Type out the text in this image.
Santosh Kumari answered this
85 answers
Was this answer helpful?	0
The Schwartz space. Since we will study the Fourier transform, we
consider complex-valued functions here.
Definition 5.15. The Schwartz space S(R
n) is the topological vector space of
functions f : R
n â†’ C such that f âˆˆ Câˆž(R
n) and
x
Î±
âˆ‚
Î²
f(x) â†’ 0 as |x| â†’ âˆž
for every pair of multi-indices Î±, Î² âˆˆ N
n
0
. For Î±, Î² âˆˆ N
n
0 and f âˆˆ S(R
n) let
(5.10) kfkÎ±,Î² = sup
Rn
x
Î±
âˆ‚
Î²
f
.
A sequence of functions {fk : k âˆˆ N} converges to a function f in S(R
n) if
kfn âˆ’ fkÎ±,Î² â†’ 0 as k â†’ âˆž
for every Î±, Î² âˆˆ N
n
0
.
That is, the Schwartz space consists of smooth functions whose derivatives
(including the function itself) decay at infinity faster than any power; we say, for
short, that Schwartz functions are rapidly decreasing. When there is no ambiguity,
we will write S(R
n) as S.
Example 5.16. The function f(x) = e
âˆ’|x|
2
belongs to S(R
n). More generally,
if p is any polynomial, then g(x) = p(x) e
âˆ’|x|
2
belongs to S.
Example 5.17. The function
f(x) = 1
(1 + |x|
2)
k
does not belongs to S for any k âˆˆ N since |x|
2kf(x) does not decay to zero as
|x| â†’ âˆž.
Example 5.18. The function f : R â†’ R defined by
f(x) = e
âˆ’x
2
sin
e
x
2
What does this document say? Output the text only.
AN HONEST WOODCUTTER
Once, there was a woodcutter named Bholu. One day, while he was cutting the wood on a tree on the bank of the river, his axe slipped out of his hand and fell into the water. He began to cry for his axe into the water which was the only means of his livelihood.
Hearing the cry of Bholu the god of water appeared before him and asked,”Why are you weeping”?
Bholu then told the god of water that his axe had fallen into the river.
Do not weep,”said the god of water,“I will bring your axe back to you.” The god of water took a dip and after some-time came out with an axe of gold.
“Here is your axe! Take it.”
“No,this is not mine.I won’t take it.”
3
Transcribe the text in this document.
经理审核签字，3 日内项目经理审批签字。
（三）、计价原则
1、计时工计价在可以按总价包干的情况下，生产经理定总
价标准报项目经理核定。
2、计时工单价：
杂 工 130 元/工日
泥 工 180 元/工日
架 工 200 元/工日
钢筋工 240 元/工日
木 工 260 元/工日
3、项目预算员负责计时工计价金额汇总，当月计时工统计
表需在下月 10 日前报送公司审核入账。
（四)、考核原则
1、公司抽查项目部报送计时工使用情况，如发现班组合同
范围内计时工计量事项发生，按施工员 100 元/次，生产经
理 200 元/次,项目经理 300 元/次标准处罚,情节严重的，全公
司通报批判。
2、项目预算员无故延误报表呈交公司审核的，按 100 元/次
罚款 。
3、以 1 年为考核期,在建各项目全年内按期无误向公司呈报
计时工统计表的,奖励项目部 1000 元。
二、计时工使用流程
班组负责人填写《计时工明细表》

WRITTEN EXERCISE: Print the records once more, exactly as they were given.

SOLUTION FOR THIS TASK:
Type out the text in this image.
Santosh Kumari answered this
85 answers
Was this answer helpful?	0
The Schwartz space. Since we will study the Fourier transform, we
consider complex-valued functions here.
Definition 5.15. The Schwartz space S(R
n) is the topological vector space of
functions f : R
n â†’ C such that f âˆˆ Câˆž(R
n) and
x
Î±
âˆ‚
Î²
f(x) â†’ 0 as |x| â†’ âˆž
for every pair of multi-indices Î±, Î² âˆˆ N
n
0
. For Î±, Î² âˆˆ N
n
0 and f âˆˆ S(R
n) let
(5.10) kfkÎ±,Î² = sup
Rn
x
Î±
âˆ‚
Î²
f
.
A sequence of functions {fk : k âˆˆ N} converges to a function f in S(R
n) if
kfn âˆ’ fkÎ±,Î² â†’ 0 as k â†’ âˆž
for every Î±, Î² âˆˆ N
n
0
.
That is, the Schwartz space consists of smooth functions whose derivatives
(including the function itself) decay at infinity faster than any power; we say, for
short, that Schwartz functions are rapidly decreasing. When there is no ambiguity,
we will write S(R
n) as S.
Example 5.16. The function f(x) = e
âˆ’|x|
2
belongs to S(R
n). More generally,
if p is any polynomial, then g(x) = p(x) e
âˆ’|x|
2
belongs to S.
Example 5.17. The function
f(x) = 1
(1 + |x|
2)
k
does not belongs to S for any k âˆˆ N since |x|
2kf(x) does not decay to zero as
|x| â†’ âˆž.
Example 5.18. The function f : R â†’ R defined by
f(x) = e
âˆ’x
2
sin
e
x
2
What does this document say? Output the text only.
AN HONEST WOODCUTTER
Once, there was a woodcutter named Bholu. One day, while he was cutting the wood on a tree on the bank of the river, his axe slipped out of his hand and fell into the water. He began to cry for his axe into the water which was the only means of his livelihood.
Hearing the cry of Bholu the god of water appeared before him and asked,”Why are you weeping”?
Bholu then told the god of water that his axe had fallen into the river.
Do not weep,”said the god of water,“I will bring your axe back to you.” The god of water took a dip and after some-time came out with an axe of gold.
“Here is your axe! Take it.”
“No,this is not mine.I won’t take it.”
3
Transcribe the text in this document.
经理审核签字，3 日内项目经理审批签字。
（三）、计价原则
1、计时工计价在可以按总价包干的情况下，生产经理定总
价标准报项目经理核定。
2、计时工单价：
杂 工 130 元/工日
泥 工 180 元/工日
架 工 200 元/工日
钢筋工 240 元/工日
木 工 260 元/工日
3、项目预算员负责计时工计价金额汇总，当月计时工统计
表需在下月 10 日前报送公司审核入账。
（四)、考核原则
1、公司抽查项目部报送计时工使用情况，如发现班组合同
范围内计时工计量事项发生，按施工员 100 元/次，生产经
理 200 元/次,项目经理 300 元/次标准处罚,情节严重的，全公
司通报批判。
2、项目预算员无故延误报表呈交公司审核的，按 100 元/次
罚款 。
3、以 1 年为考核期,在建各项目全年内按期无误向公司呈报
计时工统计表的,奖励项目部 1000 元。
二、计时工使用流程
班组负责人填写《计时工明细表》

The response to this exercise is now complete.